_Record list_:
--- Start ---

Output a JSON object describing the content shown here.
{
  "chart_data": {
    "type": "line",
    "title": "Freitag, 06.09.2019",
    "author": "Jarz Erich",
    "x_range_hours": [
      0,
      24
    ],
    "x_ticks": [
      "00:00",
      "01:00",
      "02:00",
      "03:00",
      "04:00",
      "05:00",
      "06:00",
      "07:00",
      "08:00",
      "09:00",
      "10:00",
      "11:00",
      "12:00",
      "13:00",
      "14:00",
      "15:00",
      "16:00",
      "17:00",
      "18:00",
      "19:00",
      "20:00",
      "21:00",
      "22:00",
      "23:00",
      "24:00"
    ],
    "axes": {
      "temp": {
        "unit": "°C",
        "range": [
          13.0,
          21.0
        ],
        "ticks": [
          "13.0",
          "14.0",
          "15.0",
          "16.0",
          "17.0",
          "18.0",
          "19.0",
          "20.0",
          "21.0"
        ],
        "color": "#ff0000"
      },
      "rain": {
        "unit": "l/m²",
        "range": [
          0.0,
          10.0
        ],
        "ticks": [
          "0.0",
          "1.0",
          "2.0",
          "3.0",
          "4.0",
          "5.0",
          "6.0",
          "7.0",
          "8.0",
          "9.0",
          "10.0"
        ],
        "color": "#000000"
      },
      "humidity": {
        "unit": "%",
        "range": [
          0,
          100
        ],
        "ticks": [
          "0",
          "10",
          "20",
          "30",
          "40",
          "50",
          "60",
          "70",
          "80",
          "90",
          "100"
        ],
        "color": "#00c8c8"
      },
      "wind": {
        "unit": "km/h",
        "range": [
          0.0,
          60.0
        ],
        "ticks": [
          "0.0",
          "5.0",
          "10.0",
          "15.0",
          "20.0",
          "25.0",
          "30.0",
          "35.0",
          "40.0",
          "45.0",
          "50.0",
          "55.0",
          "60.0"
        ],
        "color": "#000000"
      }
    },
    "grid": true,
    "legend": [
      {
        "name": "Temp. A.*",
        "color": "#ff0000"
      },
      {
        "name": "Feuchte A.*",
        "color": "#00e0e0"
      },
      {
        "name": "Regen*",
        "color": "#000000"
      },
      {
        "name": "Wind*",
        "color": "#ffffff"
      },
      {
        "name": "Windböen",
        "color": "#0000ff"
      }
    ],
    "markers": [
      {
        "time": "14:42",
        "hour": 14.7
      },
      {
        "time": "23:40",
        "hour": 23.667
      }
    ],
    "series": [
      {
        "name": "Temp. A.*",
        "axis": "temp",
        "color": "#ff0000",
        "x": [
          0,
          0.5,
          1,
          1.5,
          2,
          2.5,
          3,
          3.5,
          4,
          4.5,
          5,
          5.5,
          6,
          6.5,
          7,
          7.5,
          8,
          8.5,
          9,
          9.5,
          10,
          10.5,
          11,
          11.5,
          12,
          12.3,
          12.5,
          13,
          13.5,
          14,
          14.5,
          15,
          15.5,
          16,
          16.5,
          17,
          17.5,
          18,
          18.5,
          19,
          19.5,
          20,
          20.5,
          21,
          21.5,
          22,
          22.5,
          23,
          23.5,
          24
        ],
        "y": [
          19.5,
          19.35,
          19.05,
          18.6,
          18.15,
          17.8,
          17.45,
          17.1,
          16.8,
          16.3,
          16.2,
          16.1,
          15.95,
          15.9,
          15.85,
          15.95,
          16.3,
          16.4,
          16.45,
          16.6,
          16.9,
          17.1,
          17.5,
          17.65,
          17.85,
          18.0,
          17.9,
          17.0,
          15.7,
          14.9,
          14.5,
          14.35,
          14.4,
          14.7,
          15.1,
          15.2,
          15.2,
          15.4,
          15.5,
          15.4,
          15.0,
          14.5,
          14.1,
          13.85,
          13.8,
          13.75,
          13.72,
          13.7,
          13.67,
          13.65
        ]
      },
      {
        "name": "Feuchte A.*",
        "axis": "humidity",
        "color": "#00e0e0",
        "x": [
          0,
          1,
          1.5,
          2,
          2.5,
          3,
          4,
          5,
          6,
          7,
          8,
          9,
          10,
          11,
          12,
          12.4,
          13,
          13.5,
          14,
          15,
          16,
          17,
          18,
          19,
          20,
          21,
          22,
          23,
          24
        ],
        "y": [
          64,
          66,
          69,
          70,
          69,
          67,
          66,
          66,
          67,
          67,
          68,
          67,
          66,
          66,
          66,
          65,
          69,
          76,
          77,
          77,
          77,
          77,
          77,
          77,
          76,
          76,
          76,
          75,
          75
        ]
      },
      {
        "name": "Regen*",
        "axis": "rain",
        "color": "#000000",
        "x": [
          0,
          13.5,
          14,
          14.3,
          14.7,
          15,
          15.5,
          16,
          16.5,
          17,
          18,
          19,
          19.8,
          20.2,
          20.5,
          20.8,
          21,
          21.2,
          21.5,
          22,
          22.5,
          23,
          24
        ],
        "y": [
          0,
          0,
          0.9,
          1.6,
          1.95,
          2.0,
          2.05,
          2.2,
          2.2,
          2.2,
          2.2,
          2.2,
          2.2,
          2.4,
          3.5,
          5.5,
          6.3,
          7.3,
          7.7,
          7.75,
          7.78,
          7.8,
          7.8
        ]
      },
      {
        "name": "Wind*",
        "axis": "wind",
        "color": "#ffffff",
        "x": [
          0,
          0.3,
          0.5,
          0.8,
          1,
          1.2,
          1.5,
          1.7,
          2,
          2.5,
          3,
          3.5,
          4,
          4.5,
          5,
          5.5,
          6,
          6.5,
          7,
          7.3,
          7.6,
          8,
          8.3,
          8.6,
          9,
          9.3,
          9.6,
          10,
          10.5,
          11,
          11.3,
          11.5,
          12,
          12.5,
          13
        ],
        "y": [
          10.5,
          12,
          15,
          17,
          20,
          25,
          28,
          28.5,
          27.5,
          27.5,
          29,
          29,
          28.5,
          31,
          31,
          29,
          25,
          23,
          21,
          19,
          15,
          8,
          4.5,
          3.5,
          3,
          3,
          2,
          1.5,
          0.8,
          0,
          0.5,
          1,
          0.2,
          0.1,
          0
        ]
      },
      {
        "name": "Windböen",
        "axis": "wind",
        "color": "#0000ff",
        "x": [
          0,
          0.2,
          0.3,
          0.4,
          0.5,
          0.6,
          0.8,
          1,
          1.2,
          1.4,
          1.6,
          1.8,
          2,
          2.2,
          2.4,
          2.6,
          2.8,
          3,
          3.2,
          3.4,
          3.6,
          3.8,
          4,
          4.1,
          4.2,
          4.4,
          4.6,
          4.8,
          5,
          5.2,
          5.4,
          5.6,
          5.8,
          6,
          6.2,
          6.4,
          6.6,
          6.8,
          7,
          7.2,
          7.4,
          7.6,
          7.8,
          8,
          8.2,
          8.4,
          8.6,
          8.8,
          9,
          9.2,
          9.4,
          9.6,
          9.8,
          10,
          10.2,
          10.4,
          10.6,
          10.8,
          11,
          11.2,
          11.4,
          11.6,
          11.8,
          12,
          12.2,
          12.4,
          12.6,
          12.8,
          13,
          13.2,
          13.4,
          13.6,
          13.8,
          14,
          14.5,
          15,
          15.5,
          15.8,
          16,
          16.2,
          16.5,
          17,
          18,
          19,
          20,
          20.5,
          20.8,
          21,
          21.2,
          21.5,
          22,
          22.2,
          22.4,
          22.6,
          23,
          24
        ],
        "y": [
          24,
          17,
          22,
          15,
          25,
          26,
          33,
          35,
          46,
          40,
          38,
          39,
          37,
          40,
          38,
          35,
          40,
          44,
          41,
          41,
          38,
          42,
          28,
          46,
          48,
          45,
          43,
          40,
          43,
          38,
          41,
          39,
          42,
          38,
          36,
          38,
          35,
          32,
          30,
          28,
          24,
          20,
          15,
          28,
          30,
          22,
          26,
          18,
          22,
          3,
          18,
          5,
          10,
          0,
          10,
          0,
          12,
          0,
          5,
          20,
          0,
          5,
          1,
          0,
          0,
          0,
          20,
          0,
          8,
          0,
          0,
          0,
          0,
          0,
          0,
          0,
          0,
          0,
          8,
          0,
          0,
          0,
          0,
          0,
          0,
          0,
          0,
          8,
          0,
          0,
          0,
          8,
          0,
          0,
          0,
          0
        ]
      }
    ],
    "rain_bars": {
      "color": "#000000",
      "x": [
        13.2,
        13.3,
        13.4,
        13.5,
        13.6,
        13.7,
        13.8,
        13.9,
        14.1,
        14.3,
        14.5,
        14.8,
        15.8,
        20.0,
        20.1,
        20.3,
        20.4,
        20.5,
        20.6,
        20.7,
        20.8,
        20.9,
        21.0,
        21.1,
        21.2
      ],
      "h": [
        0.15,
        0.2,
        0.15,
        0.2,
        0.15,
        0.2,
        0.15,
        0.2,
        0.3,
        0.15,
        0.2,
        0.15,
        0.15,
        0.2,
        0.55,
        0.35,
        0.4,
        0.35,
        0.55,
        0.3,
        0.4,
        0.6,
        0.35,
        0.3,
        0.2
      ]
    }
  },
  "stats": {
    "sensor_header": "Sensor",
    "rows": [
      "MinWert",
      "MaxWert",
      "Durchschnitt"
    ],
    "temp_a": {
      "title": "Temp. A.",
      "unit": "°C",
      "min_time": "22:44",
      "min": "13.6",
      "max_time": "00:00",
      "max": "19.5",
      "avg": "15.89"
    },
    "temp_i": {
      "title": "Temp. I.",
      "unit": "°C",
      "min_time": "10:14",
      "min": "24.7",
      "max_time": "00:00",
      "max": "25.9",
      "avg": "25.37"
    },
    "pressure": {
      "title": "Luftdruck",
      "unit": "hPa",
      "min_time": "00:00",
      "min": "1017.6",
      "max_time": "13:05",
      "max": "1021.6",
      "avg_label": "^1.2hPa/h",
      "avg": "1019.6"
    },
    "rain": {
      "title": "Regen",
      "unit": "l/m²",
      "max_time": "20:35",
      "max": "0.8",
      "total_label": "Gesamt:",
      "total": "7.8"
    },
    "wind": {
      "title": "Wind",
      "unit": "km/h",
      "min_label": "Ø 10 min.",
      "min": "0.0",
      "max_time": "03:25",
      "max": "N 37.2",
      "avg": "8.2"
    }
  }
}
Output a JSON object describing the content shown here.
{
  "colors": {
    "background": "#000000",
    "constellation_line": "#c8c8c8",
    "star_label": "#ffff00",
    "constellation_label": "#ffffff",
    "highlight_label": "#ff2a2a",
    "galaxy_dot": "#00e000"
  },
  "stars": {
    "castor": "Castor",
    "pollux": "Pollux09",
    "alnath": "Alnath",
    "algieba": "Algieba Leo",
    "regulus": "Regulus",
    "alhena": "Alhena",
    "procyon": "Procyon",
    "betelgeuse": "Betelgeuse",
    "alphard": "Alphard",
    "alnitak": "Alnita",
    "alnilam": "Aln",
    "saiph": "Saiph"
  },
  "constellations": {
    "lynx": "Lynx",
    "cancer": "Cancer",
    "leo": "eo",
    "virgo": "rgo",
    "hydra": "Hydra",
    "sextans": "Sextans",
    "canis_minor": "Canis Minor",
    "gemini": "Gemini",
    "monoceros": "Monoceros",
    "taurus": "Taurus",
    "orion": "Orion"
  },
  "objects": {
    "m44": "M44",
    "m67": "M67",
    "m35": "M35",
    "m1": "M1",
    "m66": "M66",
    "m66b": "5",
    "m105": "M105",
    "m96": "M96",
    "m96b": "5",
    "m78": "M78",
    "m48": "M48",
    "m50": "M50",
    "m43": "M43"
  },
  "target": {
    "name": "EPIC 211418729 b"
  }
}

--- End ---

_Exercise description_:
Pull out and copy each line containing the string "axis".

_The output_:
        "axis": "temp",
        "axis": "humidity",
        "axis": "rain",
        "axis": "wind",
        "axis": "wind",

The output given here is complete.